======== Brano da leggere ========

Il 29 gennaio 2002, nel suo discorso sullo stato dell’Unione, George
W. Bush dichiarava:
“La bandiera americana sventola di nuovo sulla nostra ambasciata
a Kabul. […] Oggi le donne sono libere!”
Ma se si ricorda bene la successione degli eventi, era il quarto
cambiamento di obiettivo dall’inizio della guerra.
La guerra era stata dichiarata da G. W. Bush, l’11 settembre 2001, a nessuno in
particolare e al mondo in generale. Anche se corrispondeva alla realtà, ciò
costituiva una innovazione troppo grande per la stampa e il pubblico da
mantenersi.
Dall’indomani, un nemico preciso è scelto: è Osama Bin Laden,
che gli Stati Uniti intimano ai talebani di consegnare.
A loro, gli americani!
Davanti alla risposta dei talebani – classica in caso di
estradizione –, che chiedono la prova della colpevolezza di Osama Bin Laden, gli
Stati Uniti ripetono il loro ultimatum.

======== Voci mostrate ========

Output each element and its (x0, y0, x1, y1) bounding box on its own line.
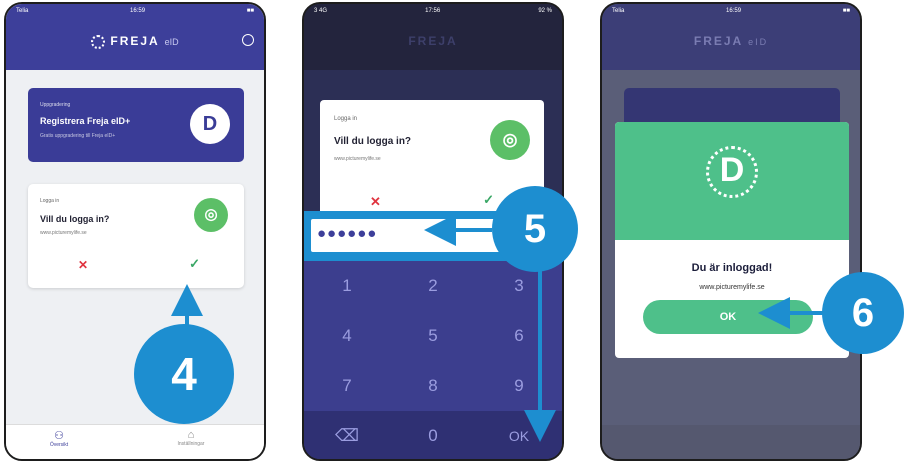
step-6-badge: 6 (822, 272, 904, 354)
annotation-arrows (171, 214, 824, 442)
step-5-badge: 5 (492, 186, 578, 272)
step-4-badge: 4 (134, 324, 234, 424)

========

▸ Compito A:
Ricopia fedelmente tutte le righe delle voci riportate sopra, tralasciando le immagini.
▸ Compito B:
Prosegui il brano sulla guerra dichiarata da George W. Bush a partire dall'ultima frase riportata.

▸ Risposta A:
Output each element and its (x0, y0, x1, y1) bounding box on its own line.
step-6-badge: 6 (822, 272, 904, 354)
annotation-arrows (171, 214, 824, 442)
step-5-badge: 5 (492, 186, 578, 272)
step-4-badge: 4 (134, 324, 234, 424)

▸ Risposta B:
Quindici giorni più tardi, rigettano una nuova offerta dei
talebani: consegnare Bin Laden a un Paese neutro.
Un’offerta di “negoziati”?
Dio non voglia che gli Stati Uniti negozino!
Poi, Donald Rumsfeld, segretario alla difesa, dichiara che Osama
Bin Laden non sarà, forse, mai trovato; un terzo obiettivo appare: ormai, è il
regime talebano il nemico.
Gli argomenti contro questo regime mon mancano.
Io dirò anche di più: erano sei anni che non mancavano e sei
anni che non bastavano a giustificare una guerra.
Ma d’un tratto, bastavano!
Non solo naturalmente: oltre a essere odiosi, i talebani hanno
dato riparo a Bin Laden, sospettato di essere l’autore degli attentati dell’11
settembre. Dopo un mese di bombardamenti, le truppe dell’Alleanza entrano a
Kabul, gli occidentali gridano “Vittoria” e hanno il sentimento di avere
compiuto una buona e bella cosa a basso costo.
I giornali pubblicano foto dei sorrisi delle donne, no, pardon,
del sorriso di una donna e la guerra trova la sua quarta ragione: la
liberazione delle donne.
Così la liberazione delle donne afghane è presentata come l’obiettivo
principale di quella guerra, scoppiata all’indomani dell’11 settembre 2001.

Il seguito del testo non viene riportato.